The problem: Everything in the listing should be restated word for word.

Dataset records
•••
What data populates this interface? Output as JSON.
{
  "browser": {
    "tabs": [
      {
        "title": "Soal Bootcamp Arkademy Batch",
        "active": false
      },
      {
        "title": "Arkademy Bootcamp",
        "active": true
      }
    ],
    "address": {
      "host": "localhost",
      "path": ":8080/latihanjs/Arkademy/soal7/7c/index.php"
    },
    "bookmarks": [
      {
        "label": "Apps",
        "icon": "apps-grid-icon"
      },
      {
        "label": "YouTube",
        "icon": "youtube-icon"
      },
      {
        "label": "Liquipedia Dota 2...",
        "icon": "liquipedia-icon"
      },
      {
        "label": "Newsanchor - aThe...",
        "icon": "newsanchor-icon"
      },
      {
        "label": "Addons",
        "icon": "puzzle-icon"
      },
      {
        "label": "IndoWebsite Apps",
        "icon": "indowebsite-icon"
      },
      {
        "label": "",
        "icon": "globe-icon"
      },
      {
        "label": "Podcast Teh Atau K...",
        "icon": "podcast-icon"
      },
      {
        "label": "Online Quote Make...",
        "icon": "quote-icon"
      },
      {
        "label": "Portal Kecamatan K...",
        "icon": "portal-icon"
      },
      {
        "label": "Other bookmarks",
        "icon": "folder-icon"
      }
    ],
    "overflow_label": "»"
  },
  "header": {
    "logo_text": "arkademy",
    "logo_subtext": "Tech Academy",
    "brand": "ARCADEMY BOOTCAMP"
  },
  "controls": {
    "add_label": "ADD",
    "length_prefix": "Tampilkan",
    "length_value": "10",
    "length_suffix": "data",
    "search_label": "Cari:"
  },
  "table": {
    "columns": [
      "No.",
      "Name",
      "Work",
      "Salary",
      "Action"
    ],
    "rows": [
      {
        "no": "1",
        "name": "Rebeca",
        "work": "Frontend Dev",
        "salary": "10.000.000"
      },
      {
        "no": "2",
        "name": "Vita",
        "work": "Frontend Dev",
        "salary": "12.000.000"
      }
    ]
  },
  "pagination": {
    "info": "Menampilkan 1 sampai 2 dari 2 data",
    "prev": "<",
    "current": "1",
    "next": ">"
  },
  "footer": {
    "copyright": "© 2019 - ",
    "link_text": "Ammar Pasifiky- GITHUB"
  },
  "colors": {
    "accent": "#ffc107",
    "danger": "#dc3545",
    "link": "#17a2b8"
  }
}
•••
Answer to this exercise:
What data populates this interface? Output as JSON.
{
  "browser": {
    "tabs": [
      {
        "title": "Soal Bootcamp Arkademy Batch",
        "active": false
      },
      {
        "title": "Arkademy Bootcamp",
        "active": true
      }
    ],
    "address": {
      "host": "localhost",
      "path": ":8080/latihanjs/Arkademy/soal7/7c/index.php"
    },
    "bookmarks": [
      {
        "label": "Apps",
        "icon": "apps-grid-icon"
      },
      {
        "label": "YouTube",
        "icon": "youtube-icon"
      },
      {
        "label": "Liquipedia Dota 2...",
        "icon": "liquipedia-icon"
      },
      {
        "label": "Newsanchor - aThe...",
        "icon": "newsanchor-icon"
      },
      {
        "label": "Addons",
        "icon": "puzzle-icon"
      },
      {
        "label": "IndoWebsite Apps",
        "icon": "indowebsite-icon"
      },
      {
        "label": "",
        "icon": "globe-icon"
      },
      {
        "label": "Podcast Teh Atau K...",
        "icon": "podcast-icon"
      },
      {
        "label": "Online Quote Make...",
        "icon": "quote-icon"
      },
      {
        "label": "Portal Kecamatan K...",
        "icon": "portal-icon"
      },
      {
        "label": "Other bookmarks",
        "icon": "folder-icon"
      }
    ],
    "overflow_label": "»"
  },
  "header": {
    "logo_text": "arkademy",
    "logo_subtext": "Tech Academy",
    "brand": "ARCADEMY BOOTCAMP"
  },
  "controls": {
    "add_label": "ADD",
    "length_prefix": "Tampilkan",
    "length_value": "10",
    "length_suffix": "data",
    "search_label": "Cari:"
  },
  "table": {
    "columns": [
      "No.",
      "Name",
      "Work",
      "Salary",
      "Action"
    ],
    "rows": [
      {
        "no": "1",
        "name": "Rebeca",
        "work": "Frontend Dev",
        "salary": "10.000.000"
      },
      {
        "no": "2",
        "name": "Vita",
        "work": "Frontend Dev",
        "salary": "12.000.000"
      }
    ]
  },
  "pagination": {
    "info": "Menampilkan 1 sampai 2 dari 2 data",
    "prev": "<",
    "current": "1",
    "next": ">"
  },
  "footer": {
    "copyright": "© 2019 - ",
    "link_text": "Ammar Pasifiky- GITHUB"
  },
  "colors": {
    "accent": "#ffc107",
    "danger": "#dc3545",
    "link": "#17a2b8"
  }
}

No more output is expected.